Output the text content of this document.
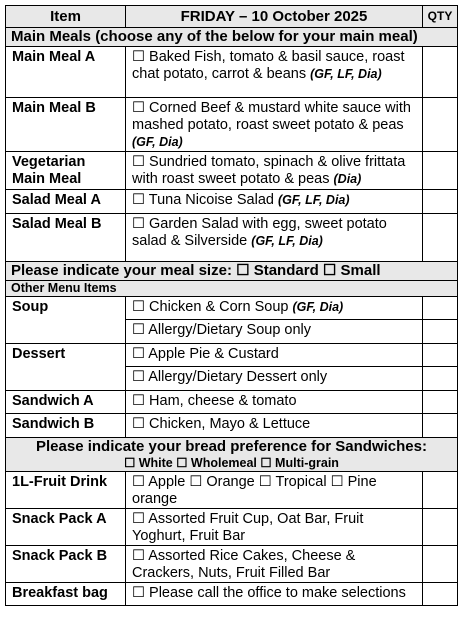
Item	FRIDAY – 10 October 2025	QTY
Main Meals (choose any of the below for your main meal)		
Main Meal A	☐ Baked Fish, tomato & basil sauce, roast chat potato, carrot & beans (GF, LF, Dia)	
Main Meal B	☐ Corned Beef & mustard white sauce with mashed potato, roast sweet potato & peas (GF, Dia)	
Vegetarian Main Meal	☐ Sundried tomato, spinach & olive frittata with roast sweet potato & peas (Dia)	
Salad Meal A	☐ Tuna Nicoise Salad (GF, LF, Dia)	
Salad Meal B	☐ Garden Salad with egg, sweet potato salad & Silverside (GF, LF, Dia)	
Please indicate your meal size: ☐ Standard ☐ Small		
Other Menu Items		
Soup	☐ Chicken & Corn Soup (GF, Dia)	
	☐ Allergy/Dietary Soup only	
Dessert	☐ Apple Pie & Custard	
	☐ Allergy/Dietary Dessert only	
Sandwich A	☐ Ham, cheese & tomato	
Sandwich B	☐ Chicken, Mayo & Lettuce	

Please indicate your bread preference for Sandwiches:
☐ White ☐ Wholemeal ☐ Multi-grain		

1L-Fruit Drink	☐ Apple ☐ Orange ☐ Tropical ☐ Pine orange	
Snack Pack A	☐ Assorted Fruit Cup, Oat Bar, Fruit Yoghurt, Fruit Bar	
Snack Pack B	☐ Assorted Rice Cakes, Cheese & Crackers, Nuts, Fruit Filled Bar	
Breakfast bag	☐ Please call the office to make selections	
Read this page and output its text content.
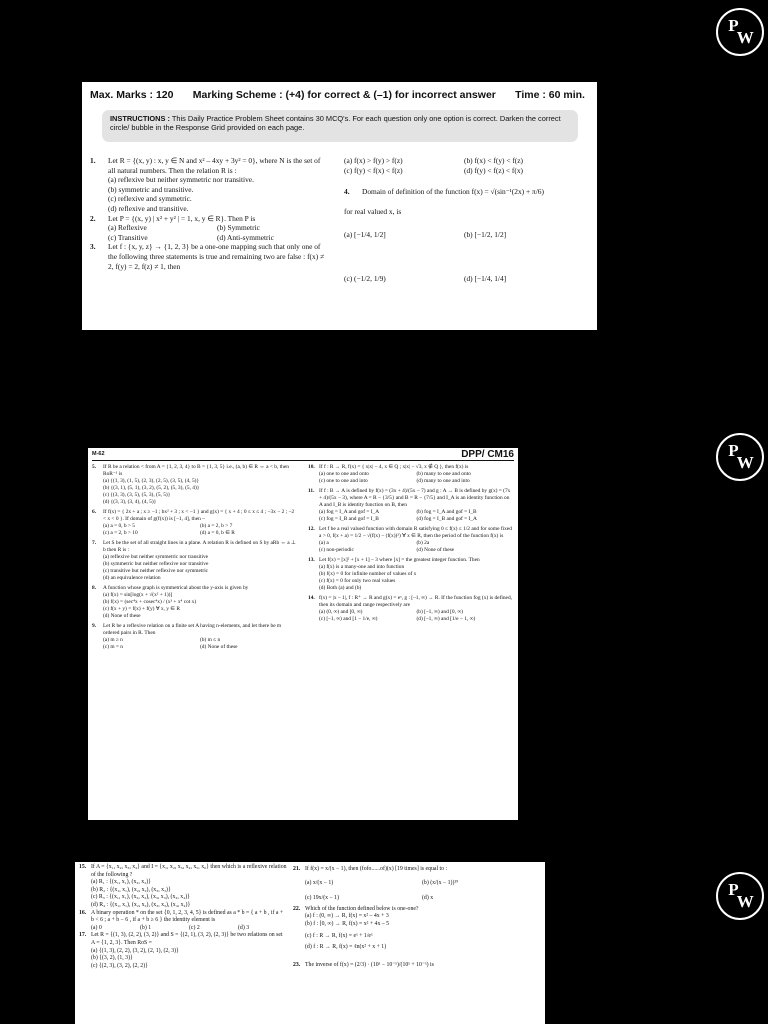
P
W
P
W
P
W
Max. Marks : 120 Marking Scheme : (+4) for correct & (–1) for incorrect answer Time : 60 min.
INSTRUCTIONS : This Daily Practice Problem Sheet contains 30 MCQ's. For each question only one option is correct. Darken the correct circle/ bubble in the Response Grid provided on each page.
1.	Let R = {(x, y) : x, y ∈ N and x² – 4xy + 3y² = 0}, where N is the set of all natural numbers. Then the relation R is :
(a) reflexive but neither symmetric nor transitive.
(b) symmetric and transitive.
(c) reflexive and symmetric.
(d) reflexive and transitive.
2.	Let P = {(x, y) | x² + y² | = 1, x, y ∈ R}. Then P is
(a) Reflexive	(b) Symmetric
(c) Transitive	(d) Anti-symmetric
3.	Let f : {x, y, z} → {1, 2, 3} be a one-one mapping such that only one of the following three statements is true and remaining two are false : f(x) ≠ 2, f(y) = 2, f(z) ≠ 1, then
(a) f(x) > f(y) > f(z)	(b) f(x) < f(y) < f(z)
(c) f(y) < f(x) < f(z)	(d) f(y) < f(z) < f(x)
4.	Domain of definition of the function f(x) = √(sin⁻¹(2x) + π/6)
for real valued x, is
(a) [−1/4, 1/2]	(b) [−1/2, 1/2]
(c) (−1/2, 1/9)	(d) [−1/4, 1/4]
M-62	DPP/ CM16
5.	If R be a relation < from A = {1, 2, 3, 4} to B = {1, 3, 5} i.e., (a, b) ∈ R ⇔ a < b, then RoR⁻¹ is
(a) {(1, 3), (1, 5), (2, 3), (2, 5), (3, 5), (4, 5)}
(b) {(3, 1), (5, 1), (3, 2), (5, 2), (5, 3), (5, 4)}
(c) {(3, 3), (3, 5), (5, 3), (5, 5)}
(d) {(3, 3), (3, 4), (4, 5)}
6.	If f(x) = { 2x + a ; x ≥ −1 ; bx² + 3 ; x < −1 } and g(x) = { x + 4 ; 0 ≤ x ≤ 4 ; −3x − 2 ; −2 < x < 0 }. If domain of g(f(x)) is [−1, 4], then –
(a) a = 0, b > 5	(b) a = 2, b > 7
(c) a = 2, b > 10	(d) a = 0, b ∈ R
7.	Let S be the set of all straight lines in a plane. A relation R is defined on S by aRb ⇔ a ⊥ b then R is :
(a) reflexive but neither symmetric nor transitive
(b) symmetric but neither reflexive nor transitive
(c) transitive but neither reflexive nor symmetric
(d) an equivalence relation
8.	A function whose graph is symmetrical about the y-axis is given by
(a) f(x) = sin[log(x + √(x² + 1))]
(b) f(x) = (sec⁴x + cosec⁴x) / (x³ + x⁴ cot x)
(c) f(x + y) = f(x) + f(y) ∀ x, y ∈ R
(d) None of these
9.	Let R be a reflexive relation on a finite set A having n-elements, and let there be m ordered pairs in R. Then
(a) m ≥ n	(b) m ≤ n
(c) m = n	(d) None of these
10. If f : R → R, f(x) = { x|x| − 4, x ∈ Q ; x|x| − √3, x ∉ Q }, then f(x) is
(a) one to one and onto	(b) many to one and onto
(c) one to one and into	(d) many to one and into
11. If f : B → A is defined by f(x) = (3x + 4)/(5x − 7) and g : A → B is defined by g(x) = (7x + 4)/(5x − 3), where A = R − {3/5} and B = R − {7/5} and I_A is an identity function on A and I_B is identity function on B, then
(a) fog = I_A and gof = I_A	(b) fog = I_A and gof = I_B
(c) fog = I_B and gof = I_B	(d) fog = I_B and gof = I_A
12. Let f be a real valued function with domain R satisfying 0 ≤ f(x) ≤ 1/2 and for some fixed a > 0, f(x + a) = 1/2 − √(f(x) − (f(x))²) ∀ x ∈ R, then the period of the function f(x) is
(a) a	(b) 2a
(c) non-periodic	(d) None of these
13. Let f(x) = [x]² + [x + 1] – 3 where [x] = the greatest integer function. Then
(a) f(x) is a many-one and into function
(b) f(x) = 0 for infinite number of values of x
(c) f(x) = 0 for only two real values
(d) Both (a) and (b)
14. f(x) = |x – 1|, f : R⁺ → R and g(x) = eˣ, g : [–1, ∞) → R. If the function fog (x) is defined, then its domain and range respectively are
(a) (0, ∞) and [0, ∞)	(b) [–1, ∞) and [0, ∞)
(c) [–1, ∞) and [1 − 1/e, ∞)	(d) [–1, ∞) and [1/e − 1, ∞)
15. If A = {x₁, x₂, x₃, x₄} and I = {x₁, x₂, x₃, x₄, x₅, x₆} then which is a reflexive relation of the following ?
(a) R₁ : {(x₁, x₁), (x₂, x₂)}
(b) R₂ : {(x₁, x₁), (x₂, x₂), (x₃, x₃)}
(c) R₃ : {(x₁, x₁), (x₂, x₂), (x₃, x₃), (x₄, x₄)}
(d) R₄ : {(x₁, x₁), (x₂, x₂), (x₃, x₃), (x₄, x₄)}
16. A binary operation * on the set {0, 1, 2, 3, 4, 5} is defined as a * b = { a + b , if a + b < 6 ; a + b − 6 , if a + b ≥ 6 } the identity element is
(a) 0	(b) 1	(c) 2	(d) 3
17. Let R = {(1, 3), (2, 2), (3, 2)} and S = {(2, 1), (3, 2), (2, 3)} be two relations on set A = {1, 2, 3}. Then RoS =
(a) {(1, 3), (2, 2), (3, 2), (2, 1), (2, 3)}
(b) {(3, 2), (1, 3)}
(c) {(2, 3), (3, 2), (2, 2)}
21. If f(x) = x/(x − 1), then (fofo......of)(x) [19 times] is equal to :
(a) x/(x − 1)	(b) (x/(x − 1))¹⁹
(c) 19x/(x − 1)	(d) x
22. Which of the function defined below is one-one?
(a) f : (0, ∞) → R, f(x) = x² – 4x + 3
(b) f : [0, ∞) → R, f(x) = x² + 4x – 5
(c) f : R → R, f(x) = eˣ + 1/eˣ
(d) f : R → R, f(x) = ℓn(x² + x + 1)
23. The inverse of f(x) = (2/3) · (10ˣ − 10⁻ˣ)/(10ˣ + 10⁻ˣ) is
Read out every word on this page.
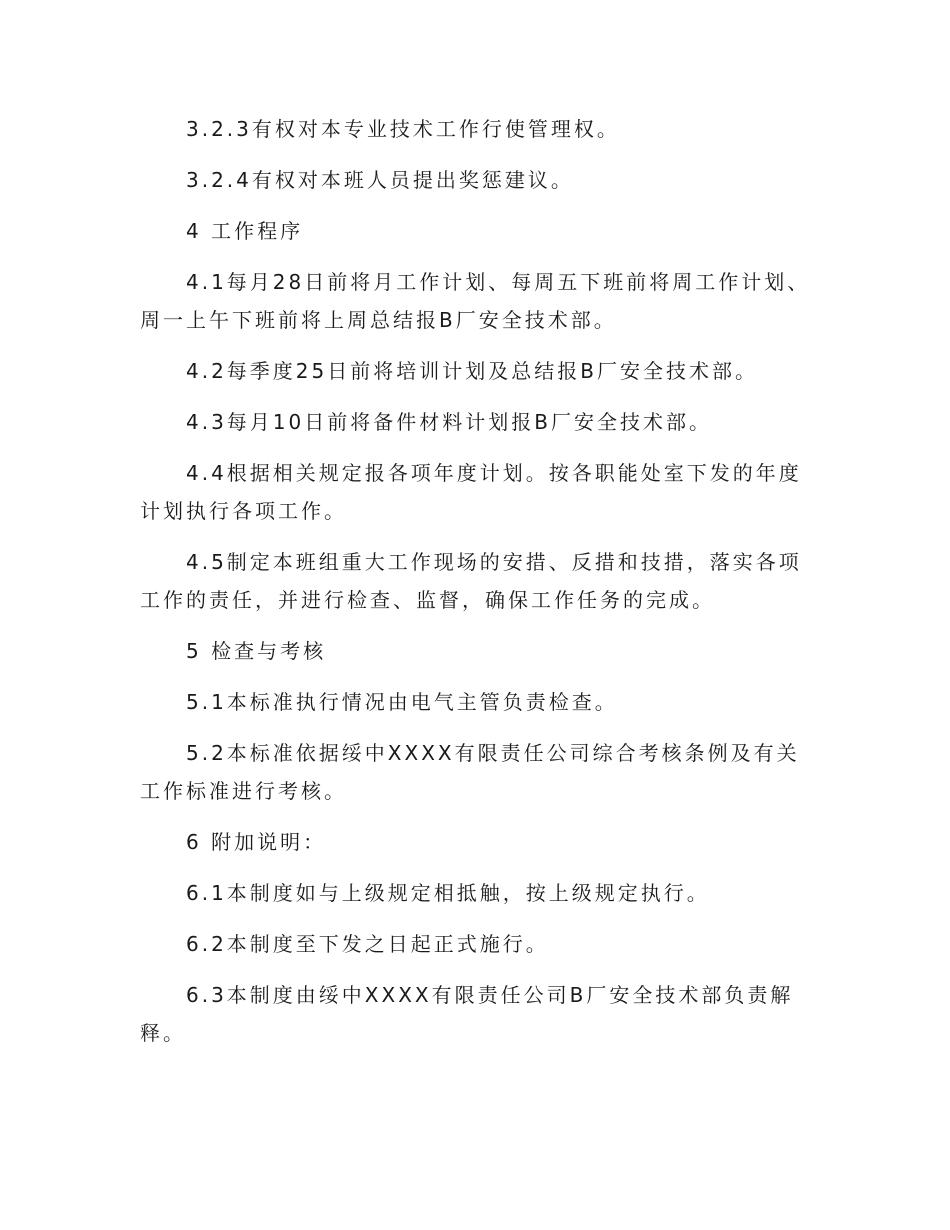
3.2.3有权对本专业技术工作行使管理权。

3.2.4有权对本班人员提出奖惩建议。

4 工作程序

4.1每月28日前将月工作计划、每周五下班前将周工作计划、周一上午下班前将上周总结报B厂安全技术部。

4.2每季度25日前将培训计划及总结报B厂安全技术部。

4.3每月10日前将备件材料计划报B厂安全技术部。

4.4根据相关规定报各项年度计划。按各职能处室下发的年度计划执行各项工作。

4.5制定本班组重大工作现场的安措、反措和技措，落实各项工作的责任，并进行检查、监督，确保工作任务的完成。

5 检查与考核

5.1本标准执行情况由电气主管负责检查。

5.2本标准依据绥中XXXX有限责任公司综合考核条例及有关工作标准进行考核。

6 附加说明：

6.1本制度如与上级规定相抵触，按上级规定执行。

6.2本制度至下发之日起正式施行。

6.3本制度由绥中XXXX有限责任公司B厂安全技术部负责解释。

* [Requirements]
The pictures stay out; repeat exactly the lines from the one with "Read out every word on this page." to the end of the entries above, and nothing else.

* [Solution to this exercise]
Read out every word on this page.
3.2.3有权对本专业技术工作行使管理权。

3.2.4有权对本班人员提出奖惩建议。

4 工作程序

4.1每月28日前将月工作计划、每周五下班前将周工作计划、周一上午下班前将上周总结报B厂安全技术部。

4.2每季度25日前将培训计划及总结报B厂安全技术部。

4.3每月10日前将备件材料计划报B厂安全技术部。

4.4根据相关规定报各项年度计划。按各职能处室下发的年度计划执行各项工作。

4.5制定本班组重大工作现场的安措、反措和技措，落实各项工作的责任，并进行检查、监督，确保工作任务的完成。

5 检查与考核

5.1本标准执行情况由电气主管负责检查。

5.2本标准依据绥中XXXX有限责任公司综合考核条例及有关工作标准进行考核。

6 附加说明：

6.1本制度如与上级规定相抵触，按上级规定执行。

6.2本制度至下发之日起正式施行。

6.3本制度由绥中XXXX有限责任公司B厂安全技术部负责解释。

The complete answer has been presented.